## MATERIAL
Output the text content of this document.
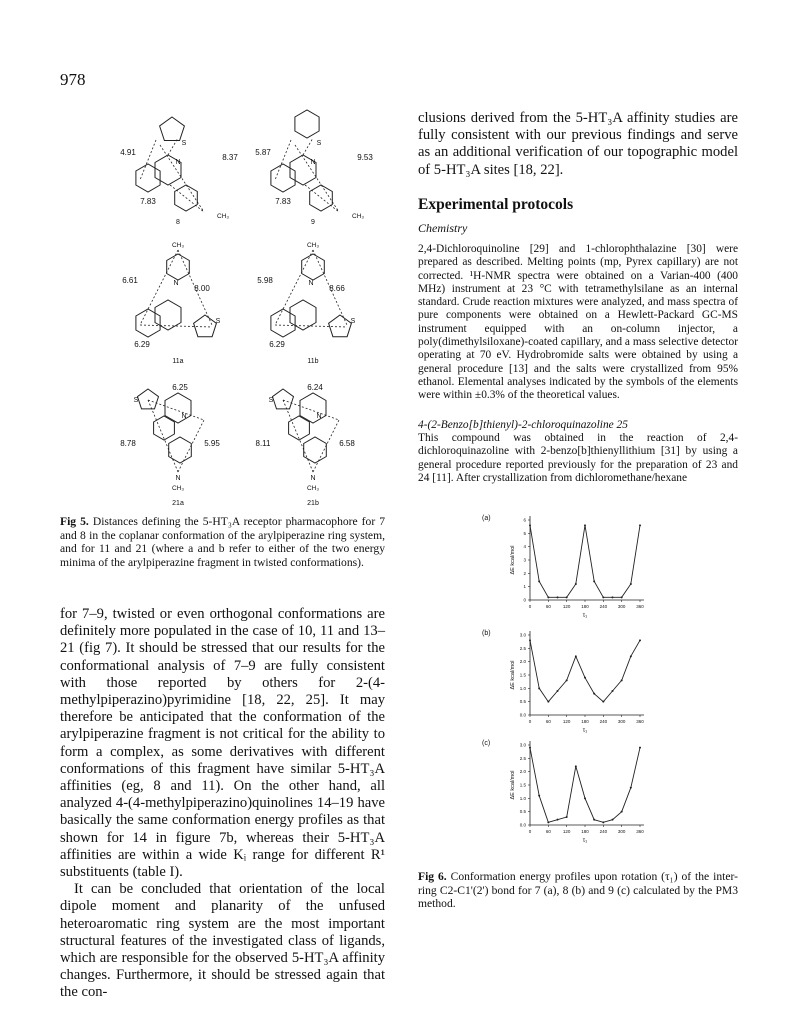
978
4.91
8.37
7.83
S
N
CH₃
8
5.87
9.53
7.83
S
N
CH₃
9
CH₃
6.61
8.00
6.29
N
S
11a
CH₃
5.98
8.66
6.29
N
S
11b
6.25
8.78	5.95
S
N
N
CH₃
21a
6.24
8.11	6.58
S
N
N
CH₃
21b
Fig 5. Distances defining the 5-HT₃A receptor pharmacophore for 7 and 8 in the coplanar conformation of the arylpiperazine ring system, and for 11 and 21 (where a and b refer to either of the two energy minima of the arylpiperazine fragment in twisted conformations).

for 7–9, twisted or even orthogonal conformations are definitely more populated in the case of 10, 11 and 13–21 (fig 7). It should be stressed that our results for the conformational analysis of 7–9 are fully consistent with those reported by others for 2-(4-methylpiperazino)pyrimidine [18, 22, 25]. It may therefore be anticipated that the conformation of the arylpiperazine fragment is not critical for the ability to form a complex, as some derivatives with different conformations of this fragment have similar 5-HT₃A affinities (eg, 8 and 11). On the other hand, all analyzed 4-(4-methylpiperazino)quinolines 14–19 have basically the same conformation energy profiles as that shown for 14 in figure 7b, whereas their 5-HT₃A affinities are within a wide Kᵢ range for different R¹ substituents (table I).

It can be concluded that orientation of the local dipole moment and planarity of the unfused heteroaromatic ring system are the most important structural features of the investigated class of ligands, which are responsible for the observed 5-HT₃A affinity changes. Furthermore, it should be stressed again that the con-

clusions derived from the 5-HT₃A affinity studies are fully consistent with our previous findings and serve as an additional verification of our topographic model of 5-HT₃A sites [18, 22].
Experimental protocols
Chemistry
2,4-Dichloroquinoline [29] and 1-chlorophthalazine [30] were prepared as described. Melting points (mp, Pyrex capillary) are not corrected. ¹H-NMR spectra were obtained on a Varian-400 (400 MHz) instrument at 23 °C with tetramethylsilane as an internal standard. Crude reaction mixtures were analyzed, and mass spectra of pure components were obtained on a Hewlett-Packard GC-MS instrument equipped with an on-column injector, a poly(dimethylsiloxane)-coated capillary, and a mass selective detector operating at 70 eV. Hydrobromide salts were obtained by using a general procedure [13] and the salts were crystallized from 95% ethanol. Elemental analyses indicated by the symbols of the elements were within ±0.3% of the theoretical values.
4-(2-Benzo[b]thienyl)-2-chloroquinazoline 25
This compound was obtained in the reaction of 2,4-dichloroquinazoline with 2-benzo[b]thienyllithium [31] by using a general procedure reported previously for the preparation of 23 and 24 [11]. After crystallization from dichloromethane/hexane
(a)
0	60	120 180 240 300 360
0
1
2
3
4
5
6
ΔE kcal/mol
τ₁
(b)
0	60	120 180 240 300 360
0.0
0.5
1.0
1.5
2.0
2.5
3.0
ΔE kcal/mol
τ₁
(c)
0	60	120 180 240 300 360
0.0
0.5
1.0
1.5
2.0
2.5
3.0
ΔE kcal/mol
τ₁
Fig 6. Conformation energy profiles upon rotation (τ₁) of the inter-ring C2-C1'(2') bond for 7 (a), 8 (b) and 9 (c) calculated by the PM3 method.
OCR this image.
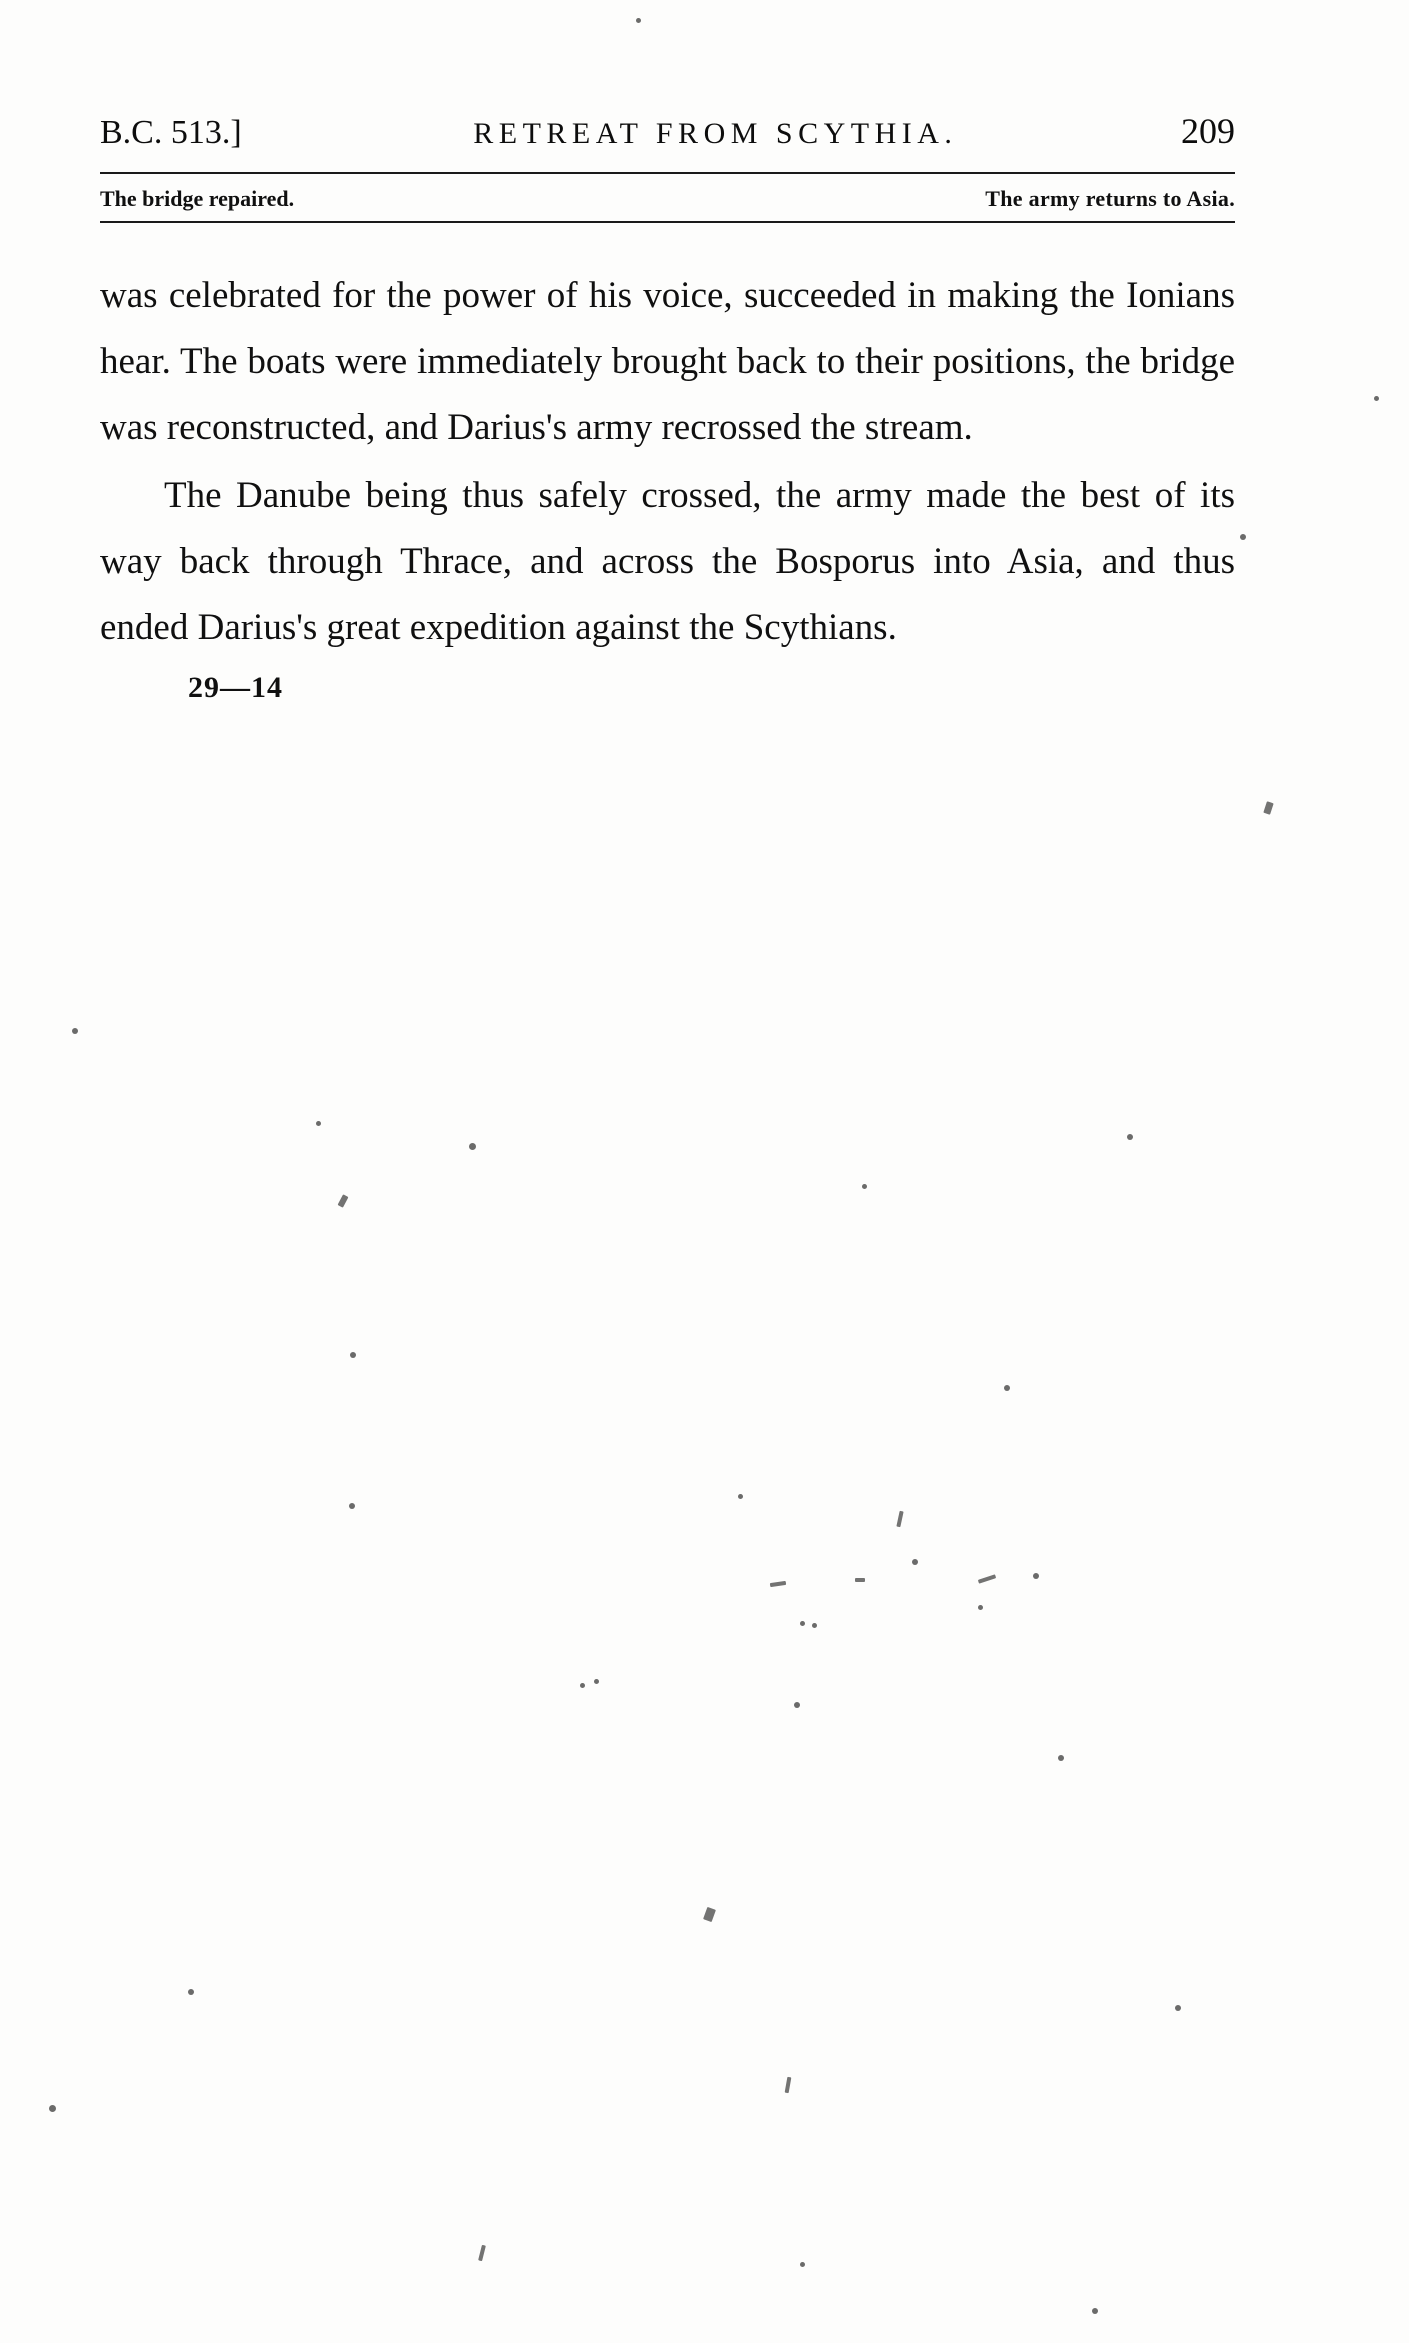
B.C. 513.]	RETREAT FROM SCYTHIA.	209
The bridge repaired.	The army returns to Asia.

was celebrated for the power of his voice, succeeded in making the Ionians hear. The boats were immediately brought back to their positions, the bridge was reconstructed, and Darius's army recrossed the stream.

The Danube being thus safely crossed, the army made the best of its way back through Thrace, and across the Bosporus into Asia, and thus ended Darius's great expedition against the Scythians.

29—14
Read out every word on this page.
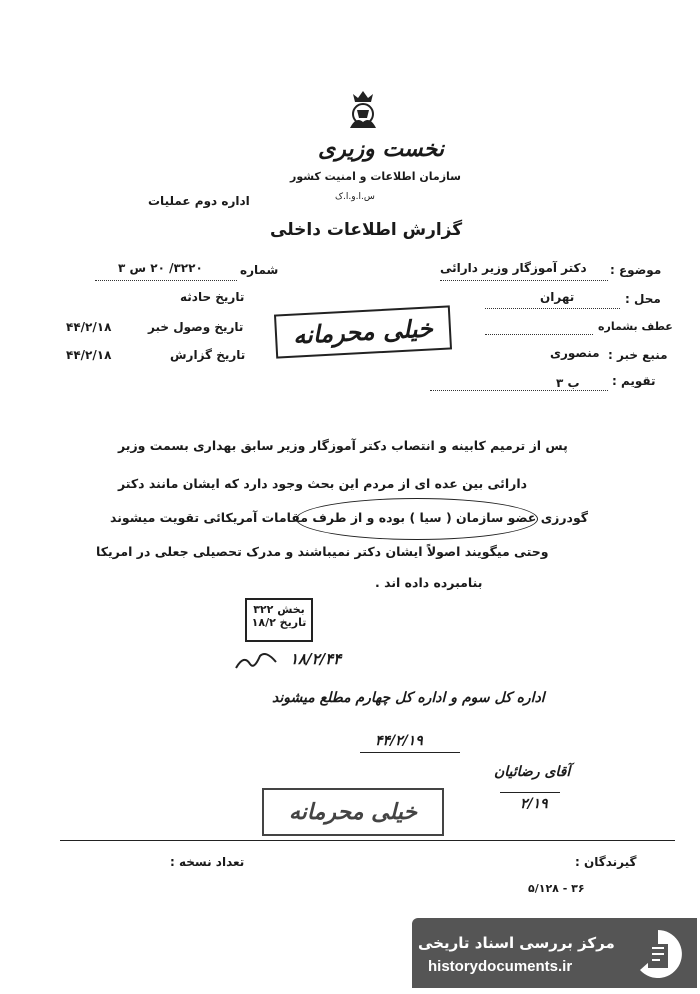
نخست وزیری
سازمان اطلاعات و امنیت کشور
س.ا.و.ا.ک
اداره دوم عملیات
گزارش اطلاعات داخلی
موضوع :
دکتر آموزگار وزیر دارائی
محل :
تهران
عطف بشماره
منبع خبر :
منصوری
تقویم :
ب ۳
شماره
۳۲۲۰/ ۲۰ س ۳
تاریخ حادثه
تاریخ وصول خبر
۴۴/۲/۱۸
تاریخ گزارش
۴۴/۲/۱۸
خیلی محرمانه
پس از ترمیم کابینه و انتصاب دکتر آموزگار وزیر سابق بهداری بسمت وزیر
دارائی بین عده ای از مردم این بحث وجود دارد که ایشان مانند دکتر
گودرزی عضو سازمان ( سیا ) بوده و از طرف مقامات آمریکائی تقویت میشوند
وحتی میگویند اصولاً ایشان دکتر نمیباشند و مدرک تحصیلی جعلی در امریکا
بنامبرده داده اند .
بخش ۳۲۲
تاریخ ۱۸/۲
۱۸/۲/۴۴
اداره کل سوم و اداره کل چهارم مطلع میشوند
۴۴/۲/۱۹
آقای رضائیان
۲/۱۹
خیلی محرمانه
گیرندگان :
تعداد نسخه :
۳۶ - ۵/۱۲۸
مرکز بررسی اسناد تاریخی
historydocuments.ir
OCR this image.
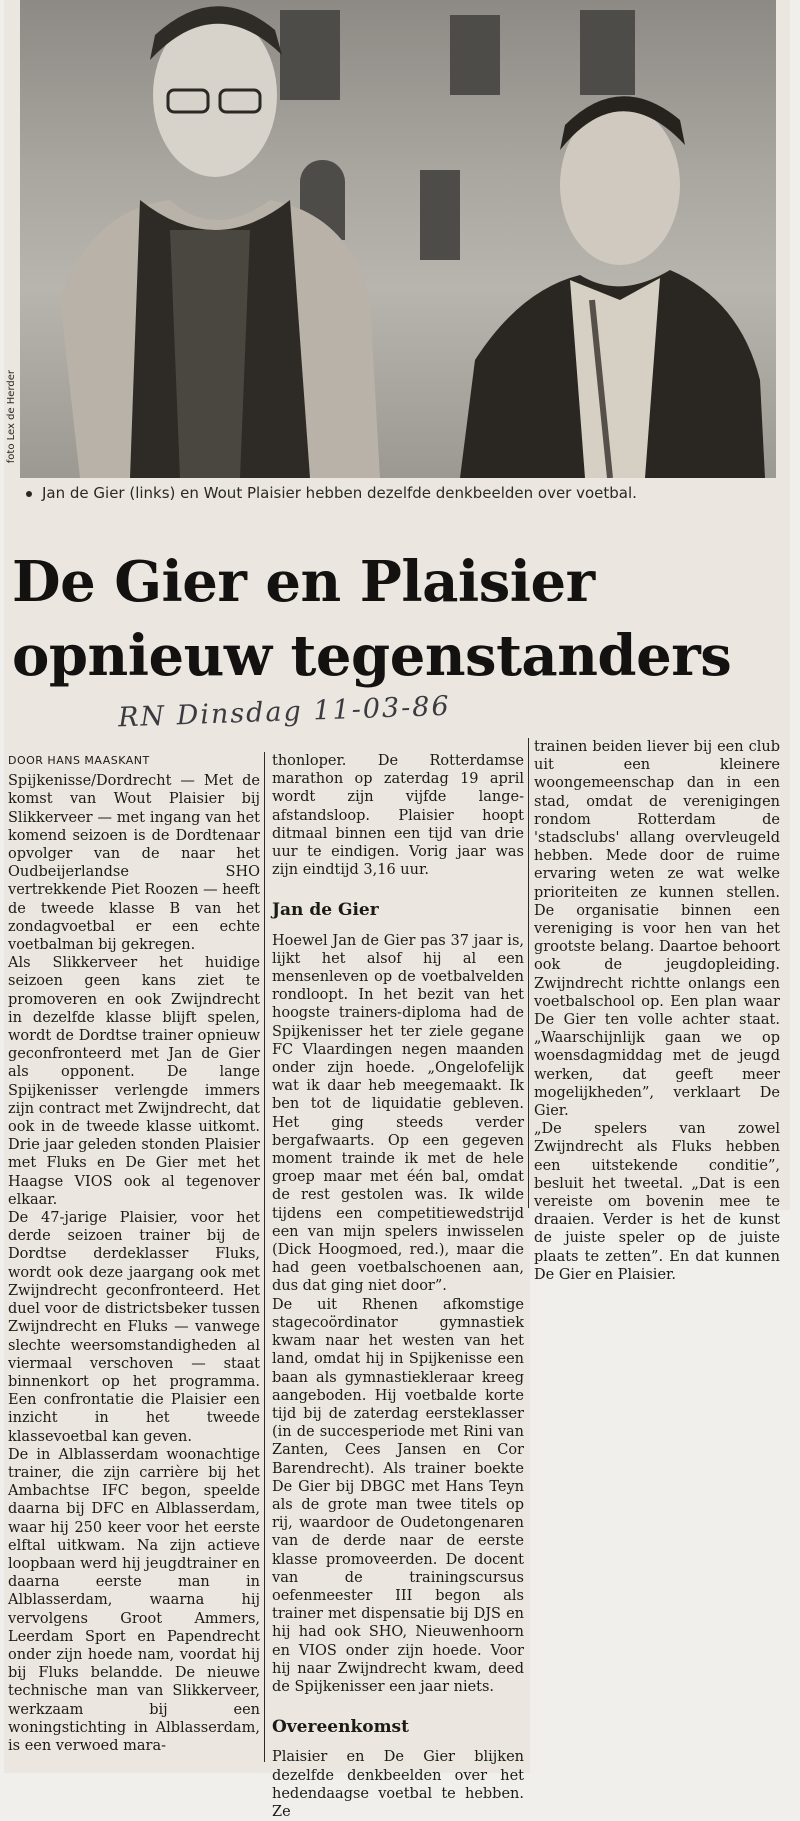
foto Lex de Herder
Jan de Gier (links) en Wout Plaisier hebben dezelfde denkbeelden over voetbal.
De Gier en Plaisier
opnieuw tegenstanders
RN Dinsdag 11-03-86

DOOR HANS MAASKANT

Spijkenisse/Dordrecht — Met de komst van Wout Plaisier bij Slikkerveer — met ingang van het komend seizoen is de Dordtenaar opvolger van de naar het Oudbeijerlandse SHO vertrekkende Piet Roozen — heeft de tweede klasse B van het zondagvoetbal er een echte voetbalman bij gekregen.

Als Slikkerveer het huidige seizoen geen kans ziet te promoveren en ook Zwijndrecht in dezelfde klasse blijft spelen, wordt de Dordtse trainer opnieuw geconfronteerd met Jan de Gier als opponent. De lange Spijkenisser verlengde immers zijn contract met Zwijndrecht, dat ook in de tweede klasse uitkomt. Drie jaar geleden stonden Plaisier met Fluks en De Gier met het Haagse VIOS ook al tegenover elkaar.

De 47-jarige Plaisier, voor het derde seizoen trainer bij de Dordtse derdeklasser Fluks, wordt ook deze jaargang ook met Zwijndrecht geconfronteerd. Het duel voor de districtsbeker tussen Zwijndrecht en Fluks — vanwege slechte weersomstandigheden al viermaal verschoven — staat binnenkort op het programma. Een confrontatie die Plaisier een inzicht in het tweede klassevoetbal kan geven.

De in Alblasserdam woonachtige trainer, die zijn carrière bij het Ambachtse IFC begon, speelde daarna bij DFC en Alblasserdam, waar hij 250 keer voor het eerste elftal uitkwam. Na zijn actieve loopbaan werd hij jeugdtrainer en daarna eerste man in Alblasserdam, waarna hij vervolgens Groot Ammers, Leerdam Sport en Papendrecht onder zijn hoede nam, voordat hij bij Fluks belandde. De nieuwe technische man van Slikkerveer, werkzaam bij een woningstichting in Alblasserdam, is een verwoed mara-

thonloper. De Rotterdamse marathon op zaterdag 19 april wordt zijn vijfde lange-afstandsloop. Plaisier hoopt ditmaal binnen een tijd van drie uur te eindigen. Vorig jaar was zijn eindtijd 3,16 uur.

Jan de Gier

Hoewel Jan de Gier pas 37 jaar is, lijkt het alsof hij al een mensenleven op de voetbalvelden rondloopt. In het bezit van het hoogste trainers-diploma had de Spijkenisser het ter ziele gegane FC Vlaardingen negen maanden onder zijn hoede. „Ongelofelijk wat ik daar heb meegemaakt. Ik ben tot de liquidatie gebleven. Het ging steeds verder bergafwaarts. Op een gegeven moment trainde ik met de hele groep maar met één bal, omdat de rest gestolen was. Ik wilde tijdens een competitiewedstrijd een van mijn spelers inwisselen (Dick Hoogmoed, red.), maar die had geen voetbalschoenen aan, dus dat ging niet door”.

De uit Rhenen afkomstige stagecoördinator gymnastiek kwam naar het westen van het land, omdat hij in Spijkenisse een baan als gymnastiekleraar kreeg aangeboden. Hij voetbalde korte tijd bij de zaterdag eersteklasser (in de succesperiode met Rini van Zanten, Cees Jansen en Cor Barendrecht). Als trainer boekte De Gier bij DBGC met Hans Teyn als de grote man twee titels op rij, waardoor de Oudetongenaren van de derde naar de eerste klasse promoveerden. De docent van de trainingscursus oefenmeester III begon als trainer met dispensatie bij DJS en hij had ook SHO, Nieuwenhoorn en VIOS onder zijn hoede. Voor hij naar Zwijndrecht kwam, deed de Spijkenisser een jaar niets.

Overeenkomst

Plaisier en De Gier blijken dezelfde denkbeelden over het hedendaagse voetbal te hebben. Ze

trainen beiden liever bij een club uit een kleinere woongemeenschap dan in een stad, omdat de verenigingen rondom Rotterdam de 'stadsclubs' allang overvleugeld hebben. Mede door de ruime ervaring weten ze wat welke prioriteiten ze kunnen stellen. De organisatie binnen een vereniging is voor hen van het grootste belang. Daartoe behoort ook de jeugdopleiding. Zwijndrecht richtte onlangs een voetbalschool op. Een plan waar De Gier ten volle achter staat. „Waarschijnlijk gaan we op woensdagmiddag met de jeugd werken, dat geeft meer mogelijkheden”, verklaart De Gier.

„De spelers van zowel Zwijndrecht als Fluks hebben een uitstekende conditie”, besluit het tweetal. „Dat is een vereiste om bovenin mee te draaien. Verder is het de kunst de juiste speler op de juiste plaats te zetten”. En dat kunnen De Gier en Plaisier.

## REQUIREMENTS
Look through the data above. Find each line with the string "opnieuw" and copy it.

## RESPONSE TO THE TASK
opnieuw tegenstanders
Als Slikkerveer het huidige seizoen geen kans ziet te promoveren en ook Zwijndrecht in dezelfde klasse blijft spelen, wordt de Dordtse trainer opnieuw geconfronteerd met Jan de Gier als opponent. De lange Spijkenisser verlengde immers zijn contract met Zwijndrecht, dat ook in de tweede klasse uitkomt. Drie jaar geleden stonden Plaisier met Fluks en De Gier met het Haagse VIOS ook al tegenover elkaar.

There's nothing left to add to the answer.